- Data records:
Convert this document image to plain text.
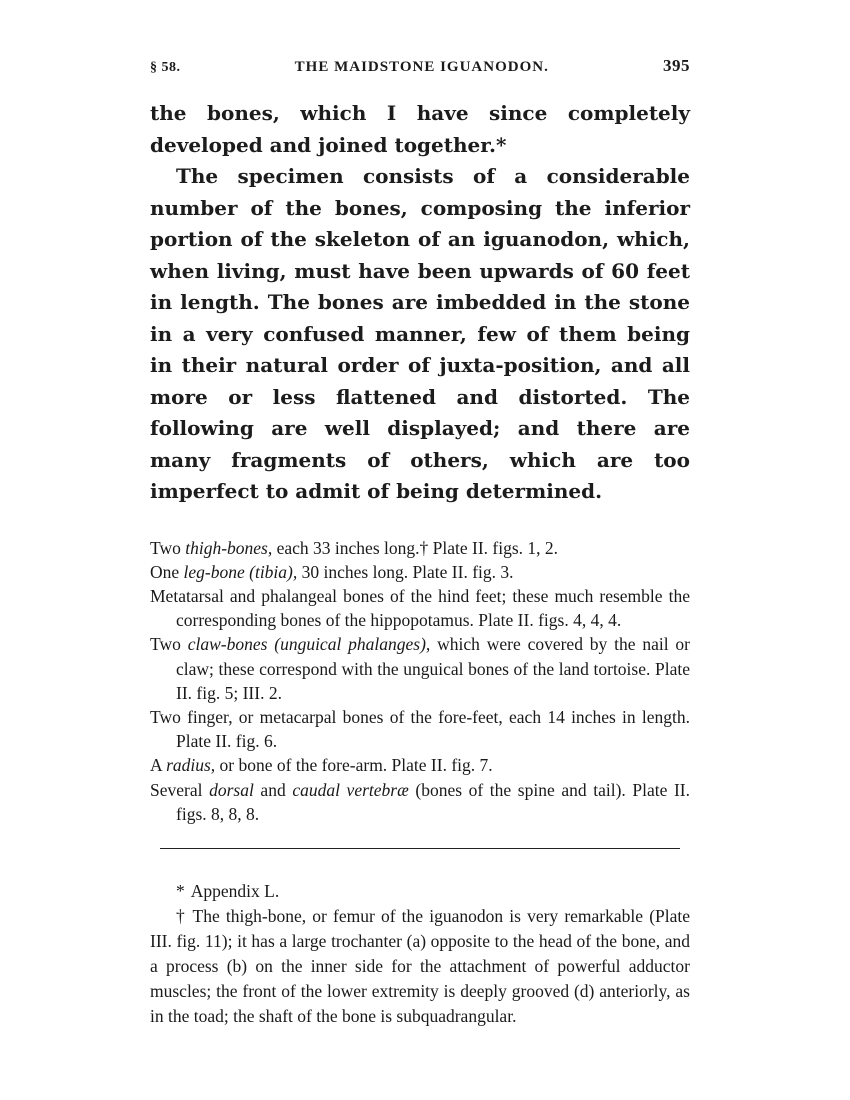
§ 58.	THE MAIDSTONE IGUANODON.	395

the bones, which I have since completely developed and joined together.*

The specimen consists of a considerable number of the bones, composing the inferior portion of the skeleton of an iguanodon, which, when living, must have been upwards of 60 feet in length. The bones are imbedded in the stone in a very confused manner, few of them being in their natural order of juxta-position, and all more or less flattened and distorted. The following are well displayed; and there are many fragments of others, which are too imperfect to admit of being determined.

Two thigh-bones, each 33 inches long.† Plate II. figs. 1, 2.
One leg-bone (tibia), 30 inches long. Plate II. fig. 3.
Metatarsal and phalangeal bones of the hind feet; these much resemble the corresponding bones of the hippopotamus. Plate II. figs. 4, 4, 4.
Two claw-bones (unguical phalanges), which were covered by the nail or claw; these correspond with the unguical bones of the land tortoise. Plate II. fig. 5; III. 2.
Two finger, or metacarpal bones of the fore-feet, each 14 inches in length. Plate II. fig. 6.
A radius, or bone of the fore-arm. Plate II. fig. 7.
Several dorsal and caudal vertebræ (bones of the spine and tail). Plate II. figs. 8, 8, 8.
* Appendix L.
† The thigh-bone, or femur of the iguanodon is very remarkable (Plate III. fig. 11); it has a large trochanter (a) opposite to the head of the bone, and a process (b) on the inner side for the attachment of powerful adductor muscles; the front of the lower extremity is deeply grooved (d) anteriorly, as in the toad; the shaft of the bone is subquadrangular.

- DO THIS: Gather each line in the entries above where the string "these" is found.

- ANSWER TO THIS EXERCISE:
Metatarsal and phalangeal bones of the hind feet; these much resemble the corresponding bones of the hippopotamus. Plate II. figs. 4, 4, 4.
Two claw-bones (unguical phalanges), which were covered by the nail or claw; these correspond with the unguical bones of the land tortoise. Plate II. fig. 5; III. 2.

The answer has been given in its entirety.